Excerpts from a figure dataset:
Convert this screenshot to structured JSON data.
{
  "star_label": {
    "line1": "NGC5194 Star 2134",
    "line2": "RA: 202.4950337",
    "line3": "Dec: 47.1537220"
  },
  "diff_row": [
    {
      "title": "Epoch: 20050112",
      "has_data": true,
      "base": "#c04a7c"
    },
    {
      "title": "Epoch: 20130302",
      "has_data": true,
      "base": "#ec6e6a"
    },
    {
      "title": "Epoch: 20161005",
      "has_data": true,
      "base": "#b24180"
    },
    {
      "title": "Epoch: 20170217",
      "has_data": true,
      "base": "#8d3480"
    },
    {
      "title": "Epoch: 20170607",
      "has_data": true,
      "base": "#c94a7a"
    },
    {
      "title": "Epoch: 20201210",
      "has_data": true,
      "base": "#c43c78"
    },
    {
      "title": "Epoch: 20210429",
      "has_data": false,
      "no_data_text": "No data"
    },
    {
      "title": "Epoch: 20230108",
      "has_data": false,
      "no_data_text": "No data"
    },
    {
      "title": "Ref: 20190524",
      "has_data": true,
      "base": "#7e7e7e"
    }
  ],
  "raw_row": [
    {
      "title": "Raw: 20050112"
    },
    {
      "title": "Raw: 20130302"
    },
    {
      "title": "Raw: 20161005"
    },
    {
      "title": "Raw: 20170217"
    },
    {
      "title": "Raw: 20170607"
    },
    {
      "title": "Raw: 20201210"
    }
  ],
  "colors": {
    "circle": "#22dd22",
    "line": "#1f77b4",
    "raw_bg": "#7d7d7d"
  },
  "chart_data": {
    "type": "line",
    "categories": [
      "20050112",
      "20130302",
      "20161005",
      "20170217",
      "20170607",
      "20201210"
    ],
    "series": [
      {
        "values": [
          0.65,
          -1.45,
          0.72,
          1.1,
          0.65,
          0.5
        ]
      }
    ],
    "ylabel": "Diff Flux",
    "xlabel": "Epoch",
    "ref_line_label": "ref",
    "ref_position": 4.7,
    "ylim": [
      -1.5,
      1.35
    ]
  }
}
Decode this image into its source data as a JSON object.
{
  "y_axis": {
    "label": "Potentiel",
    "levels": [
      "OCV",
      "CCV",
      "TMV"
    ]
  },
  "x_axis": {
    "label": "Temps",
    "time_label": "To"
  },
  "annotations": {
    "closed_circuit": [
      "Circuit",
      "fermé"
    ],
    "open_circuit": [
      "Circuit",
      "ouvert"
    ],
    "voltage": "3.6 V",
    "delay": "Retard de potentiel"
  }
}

**Set task**
Gather all the lines that include the word "this" and copy them out.

**Response**
Convert this screenshot to structured JSON data.
Decode this image into its source data as a JSON object.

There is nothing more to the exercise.